Pick out the lines below that contain the string "纸板及其制品" and copy them all.

START Supplied material

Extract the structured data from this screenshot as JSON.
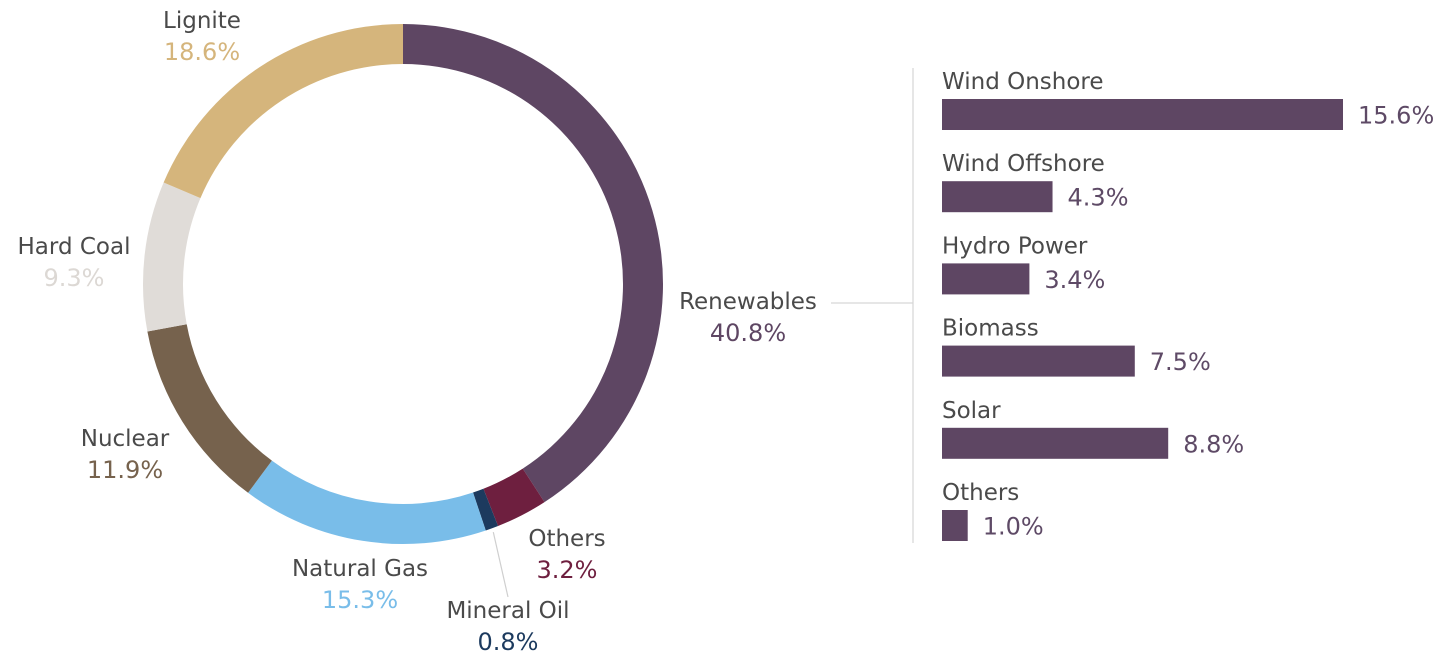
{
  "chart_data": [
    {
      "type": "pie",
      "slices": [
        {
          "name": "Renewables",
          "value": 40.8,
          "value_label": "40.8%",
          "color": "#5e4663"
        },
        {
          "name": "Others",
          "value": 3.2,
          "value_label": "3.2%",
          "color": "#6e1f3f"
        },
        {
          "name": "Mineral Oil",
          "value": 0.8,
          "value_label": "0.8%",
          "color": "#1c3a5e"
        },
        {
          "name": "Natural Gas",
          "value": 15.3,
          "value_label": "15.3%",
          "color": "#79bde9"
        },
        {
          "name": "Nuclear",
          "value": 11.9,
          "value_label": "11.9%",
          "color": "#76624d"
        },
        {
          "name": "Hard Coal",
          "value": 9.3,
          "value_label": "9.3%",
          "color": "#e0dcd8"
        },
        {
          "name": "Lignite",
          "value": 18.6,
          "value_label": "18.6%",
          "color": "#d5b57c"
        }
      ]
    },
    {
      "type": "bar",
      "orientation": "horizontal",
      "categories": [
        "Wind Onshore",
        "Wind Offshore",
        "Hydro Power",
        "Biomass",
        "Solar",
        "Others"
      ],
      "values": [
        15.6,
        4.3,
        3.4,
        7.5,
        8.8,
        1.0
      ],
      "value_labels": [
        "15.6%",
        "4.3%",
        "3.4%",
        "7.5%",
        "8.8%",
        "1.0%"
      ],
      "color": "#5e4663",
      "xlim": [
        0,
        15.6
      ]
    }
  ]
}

END Supplied material
START Supplied material

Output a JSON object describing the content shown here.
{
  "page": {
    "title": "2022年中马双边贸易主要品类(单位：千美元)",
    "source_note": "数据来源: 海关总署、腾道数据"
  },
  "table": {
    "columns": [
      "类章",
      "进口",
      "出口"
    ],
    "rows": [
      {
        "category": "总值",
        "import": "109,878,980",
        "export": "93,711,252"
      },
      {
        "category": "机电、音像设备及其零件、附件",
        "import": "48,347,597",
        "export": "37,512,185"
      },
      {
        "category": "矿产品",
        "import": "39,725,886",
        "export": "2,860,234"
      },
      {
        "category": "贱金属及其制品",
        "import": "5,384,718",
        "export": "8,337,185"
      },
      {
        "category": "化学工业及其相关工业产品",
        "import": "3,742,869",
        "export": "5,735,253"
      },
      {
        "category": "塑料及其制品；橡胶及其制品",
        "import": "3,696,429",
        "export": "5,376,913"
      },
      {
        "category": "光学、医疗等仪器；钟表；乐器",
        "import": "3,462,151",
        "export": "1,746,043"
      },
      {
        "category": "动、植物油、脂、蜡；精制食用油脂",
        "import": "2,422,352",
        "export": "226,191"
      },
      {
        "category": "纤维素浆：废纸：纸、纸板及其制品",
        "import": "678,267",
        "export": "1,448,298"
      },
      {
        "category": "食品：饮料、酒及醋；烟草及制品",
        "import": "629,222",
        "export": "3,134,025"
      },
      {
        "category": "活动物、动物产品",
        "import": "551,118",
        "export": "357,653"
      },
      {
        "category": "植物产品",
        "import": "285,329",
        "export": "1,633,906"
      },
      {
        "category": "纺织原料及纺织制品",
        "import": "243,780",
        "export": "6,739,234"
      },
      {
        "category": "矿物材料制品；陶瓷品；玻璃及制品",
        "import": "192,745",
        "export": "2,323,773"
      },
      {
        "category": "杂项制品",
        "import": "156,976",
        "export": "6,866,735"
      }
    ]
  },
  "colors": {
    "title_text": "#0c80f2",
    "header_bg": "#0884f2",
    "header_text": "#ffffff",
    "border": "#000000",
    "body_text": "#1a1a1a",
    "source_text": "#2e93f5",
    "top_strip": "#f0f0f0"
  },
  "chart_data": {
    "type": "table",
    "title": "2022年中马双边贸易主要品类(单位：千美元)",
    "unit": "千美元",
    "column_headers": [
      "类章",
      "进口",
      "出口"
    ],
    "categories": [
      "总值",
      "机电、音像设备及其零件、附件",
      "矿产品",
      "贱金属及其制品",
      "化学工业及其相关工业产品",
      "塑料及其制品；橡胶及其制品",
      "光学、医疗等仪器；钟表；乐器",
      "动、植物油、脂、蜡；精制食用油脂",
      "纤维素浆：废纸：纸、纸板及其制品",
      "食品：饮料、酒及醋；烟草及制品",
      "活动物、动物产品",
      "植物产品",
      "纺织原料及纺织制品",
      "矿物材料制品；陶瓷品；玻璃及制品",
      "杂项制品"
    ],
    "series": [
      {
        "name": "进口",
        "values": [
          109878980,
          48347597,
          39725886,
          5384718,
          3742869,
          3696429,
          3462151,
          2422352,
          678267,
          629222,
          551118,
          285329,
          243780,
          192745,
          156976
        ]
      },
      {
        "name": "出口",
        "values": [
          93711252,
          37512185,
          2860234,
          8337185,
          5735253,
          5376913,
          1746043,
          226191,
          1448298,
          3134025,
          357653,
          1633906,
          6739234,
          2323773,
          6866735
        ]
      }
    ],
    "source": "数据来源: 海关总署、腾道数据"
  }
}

END Supplied material

Response below:
        "category": "纤维素浆：废纸：纸、纸板及其制品",
      "纤维素浆：废纸：纸、纸板及其制品",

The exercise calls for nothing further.